■ Problem description
Reproduce the entries below word for word, starting at the line containing "line-label: Revenue bbox=[335, 1593, 374, 1605]" and ending at the line containing "company-label: ABC Ltd", with both of those lines included.

■ Rows
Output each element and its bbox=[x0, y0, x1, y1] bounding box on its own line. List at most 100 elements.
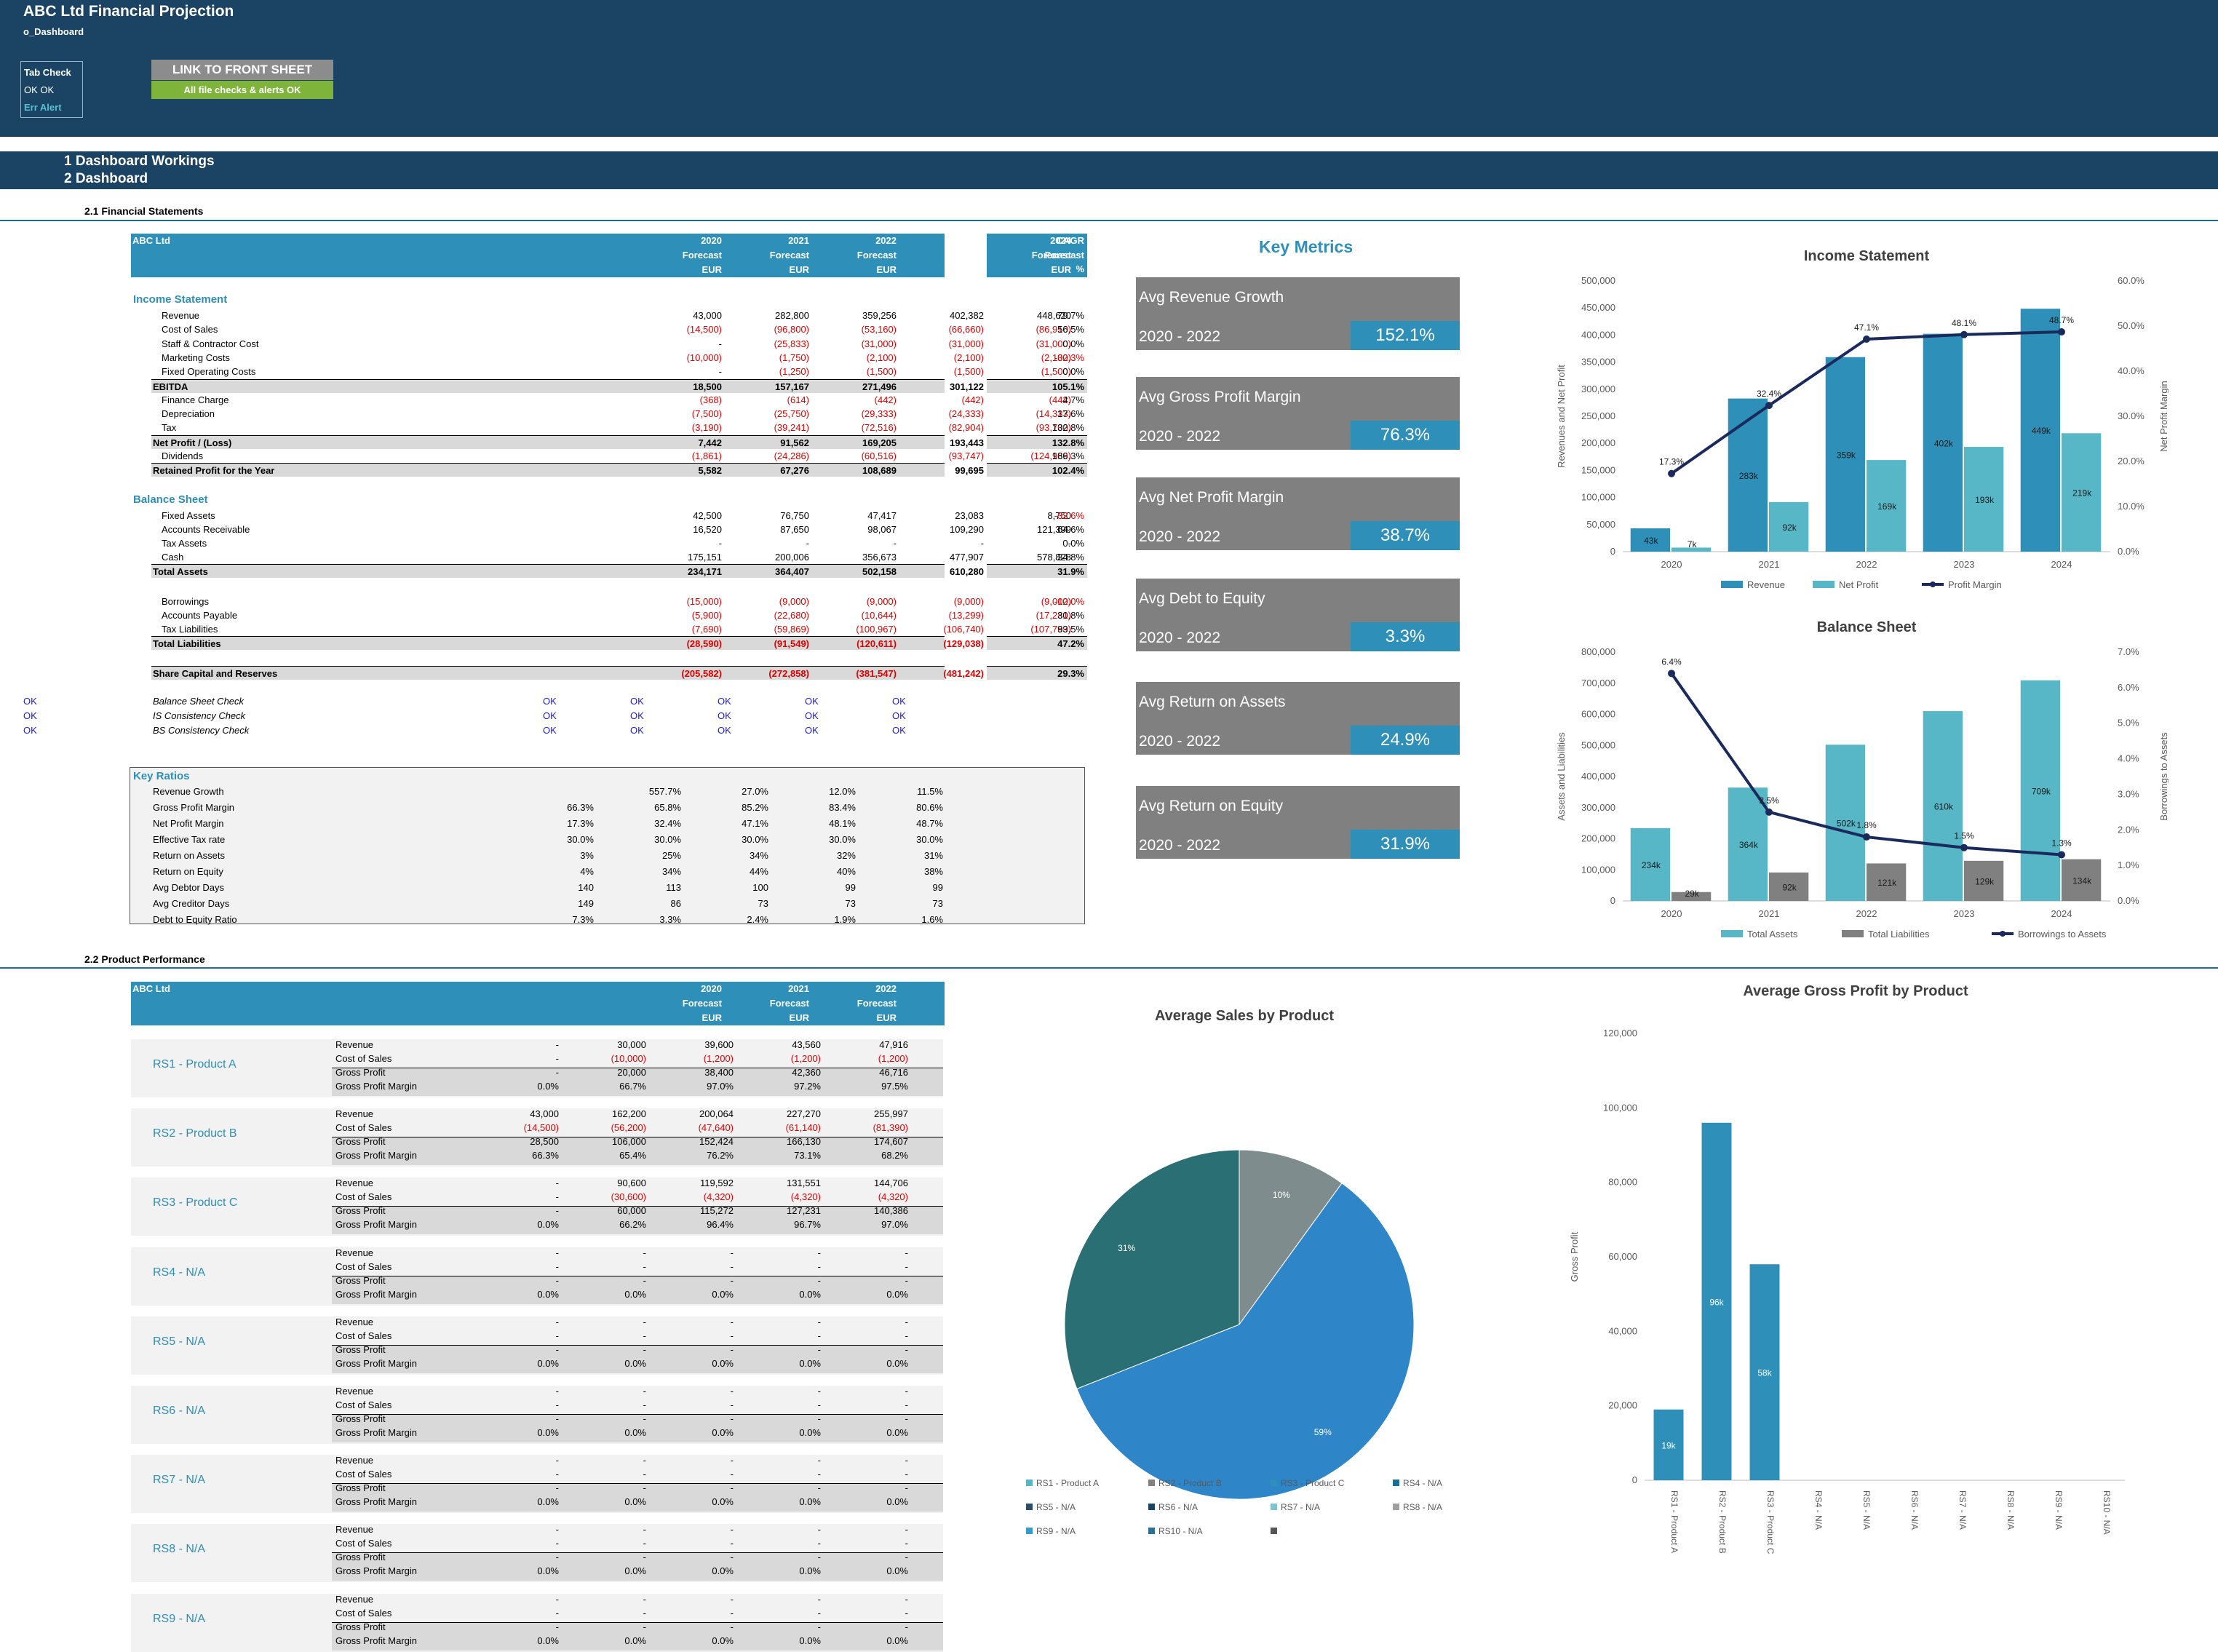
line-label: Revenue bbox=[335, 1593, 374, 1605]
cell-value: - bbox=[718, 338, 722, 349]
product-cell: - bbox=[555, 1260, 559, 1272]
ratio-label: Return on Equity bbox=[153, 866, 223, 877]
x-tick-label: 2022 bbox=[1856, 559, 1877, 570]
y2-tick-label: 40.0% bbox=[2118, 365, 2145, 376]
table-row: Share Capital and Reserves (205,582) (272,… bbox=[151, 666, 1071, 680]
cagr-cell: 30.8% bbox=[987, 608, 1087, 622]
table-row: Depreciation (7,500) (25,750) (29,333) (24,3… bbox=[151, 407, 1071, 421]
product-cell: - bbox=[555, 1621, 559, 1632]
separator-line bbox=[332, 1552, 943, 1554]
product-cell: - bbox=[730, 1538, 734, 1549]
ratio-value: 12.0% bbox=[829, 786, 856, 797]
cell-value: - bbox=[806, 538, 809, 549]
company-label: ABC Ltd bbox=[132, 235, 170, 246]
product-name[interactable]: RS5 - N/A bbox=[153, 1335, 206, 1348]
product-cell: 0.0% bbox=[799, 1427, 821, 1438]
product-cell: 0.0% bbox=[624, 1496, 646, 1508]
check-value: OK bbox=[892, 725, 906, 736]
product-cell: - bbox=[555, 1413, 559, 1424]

■ Response to the task
line-label: Revenue bbox=[335, 1593, 374, 1605]
cell-value: - bbox=[718, 338, 722, 349]
product-cell: - bbox=[555, 1260, 559, 1272]
ratio-label: Return on Equity bbox=[153, 866, 223, 877]
x-tick-label: 2022 bbox=[1856, 559, 1877, 570]
y2-tick-label: 40.0% bbox=[2118, 365, 2145, 376]
table-row: Share Capital and Reserves (205,582) (272,… bbox=[151, 666, 1071, 680]
cagr-cell: 30.8% bbox=[987, 608, 1087, 622]
table-row: Depreciation (7,500) (25,750) (29,333) (24,3… bbox=[151, 407, 1071, 421]
product-cell: - bbox=[555, 1621, 559, 1632]
separator-line bbox=[332, 1552, 943, 1554]
product-cell: - bbox=[730, 1538, 734, 1549]
ratio-value: 12.0% bbox=[829, 786, 856, 797]
cell-value: - bbox=[806, 538, 809, 549]
company-label: ABC Ltd bbox=[132, 235, 170, 246]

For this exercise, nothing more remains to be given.